Data records ::
>>>>>
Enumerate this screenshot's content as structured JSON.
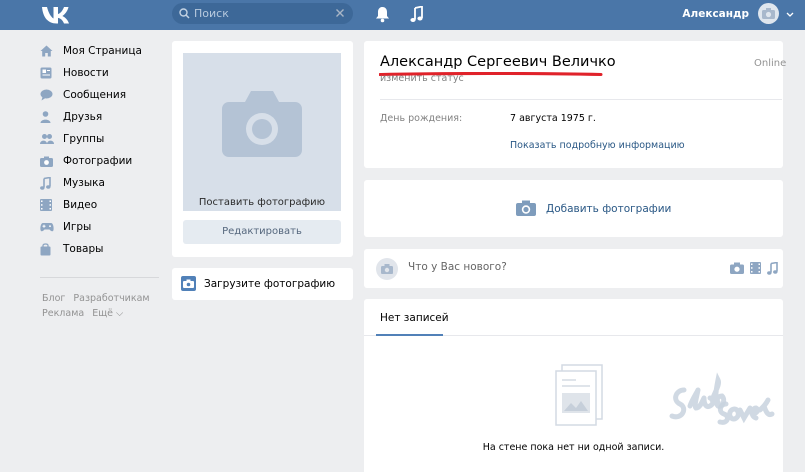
{
  "header": {
    "logo_icon": "vk-logo-icon",
    "search_placeholder": "Поиск",
    "user_name": "Александр"
  },
  "sidebar": {
    "items": [
      {
        "label": "Моя Страница",
        "icon": "home-icon"
      },
      {
        "label": "Новости",
        "icon": "news-icon"
      },
      {
        "label": "Сообщения",
        "icon": "messages-icon"
      },
      {
        "label": "Друзья",
        "icon": "friend-icon"
      },
      {
        "label": "Группы",
        "icon": "groups-icon"
      },
      {
        "label": "Фотографии",
        "icon": "photo-icon"
      },
      {
        "label": "Музыка",
        "icon": "music-icon"
      },
      {
        "label": "Видео",
        "icon": "video-icon"
      },
      {
        "label": "Игры",
        "icon": "games-icon"
      },
      {
        "label": "Товары",
        "icon": "goods-icon"
      }
    ],
    "footer": {
      "blog": "Блог",
      "developers": "Разработчикам",
      "ads": "Реклама",
      "more": "Ещё ⌵"
    }
  },
  "photo": {
    "set_photo_label": "Поставить фотографию",
    "edit_label": "Редактировать",
    "upload_prompt": "Загрузите фотографию"
  },
  "profile": {
    "name": "Александр Сергеевич Величко",
    "status_link": "изменить статус",
    "online": "Online",
    "birthday_label": "День рождения:",
    "birthday_value": "7 августа 1975 г.",
    "more_info": "Показать подробную информацию"
  },
  "add_photos": {
    "label": "Добавить фотографии"
  },
  "post": {
    "placeholder": "Что у Вас нового?"
  },
  "wall": {
    "tab": "Нет записей",
    "empty_text": "На стене пока нет ни одной записи."
  },
  "colors": {
    "header": "#4a76a8",
    "accent": "#5181b8",
    "link": "#2a5885",
    "background": "#edeef0",
    "underline": "#e0222a"
  }
}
<<<<<
Required work ::
Pictures are excluded; output everything else in the data verbatim.

Result below ::
Enumerate this screenshot's content as structured JSON.
{
  "header": {
    "logo_icon": "vk-logo-icon",
    "search_placeholder": "Поиск",
    "user_name": "Александр"
  },
  "sidebar": {
    "items": [
      {
        "label": "Моя Страница",
        "icon": "home-icon"
      },
      {
        "label": "Новости",
        "icon": "news-icon"
      },
      {
        "label": "Сообщения",
        "icon": "messages-icon"
      },
      {
        "label": "Друзья",
        "icon": "friend-icon"
      },
      {
        "label": "Группы",
        "icon": "groups-icon"
      },
      {
        "label": "Фотографии",
        "icon": "photo-icon"
      },
      {
        "label": "Музыка",
        "icon": "music-icon"
      },
      {
        "label": "Видео",
        "icon": "video-icon"
      },
      {
        "label": "Игры",
        "icon": "games-icon"
      },
      {
        "label": "Товары",
        "icon": "goods-icon"
      }
    ],
    "footer": {
      "blog": "Блог",
      "developers": "Разработчикам",
      "ads": "Реклама",
      "more": "Ещё ⌵"
    }
  },
  "photo": {
    "set_photo_label": "Поставить фотографию",
    "edit_label": "Редактировать",
    "upload_prompt": "Загрузите фотографию"
  },
  "profile": {
    "name": "Александр Сергеевич Величко",
    "status_link": "изменить статус",
    "online": "Online",
    "birthday_label": "День рождения:",
    "birthday_value": "7 августа 1975 г.",
    "more_info": "Показать подробную информацию"
  },
  "add_photos": {
    "label": "Добавить фотографии"
  },
  "post": {
    "placeholder": "Что у Вас нового?"
  },
  "wall": {
    "tab": "Нет записей",
    "empty_text": "На стене пока нет ни одной записи."
  },
  "colors": {
    "header": "#4a76a8",
    "accent": "#5181b8",
    "link": "#2a5885",
    "background": "#edeef0",
    "underline": "#e0222a"
  }
}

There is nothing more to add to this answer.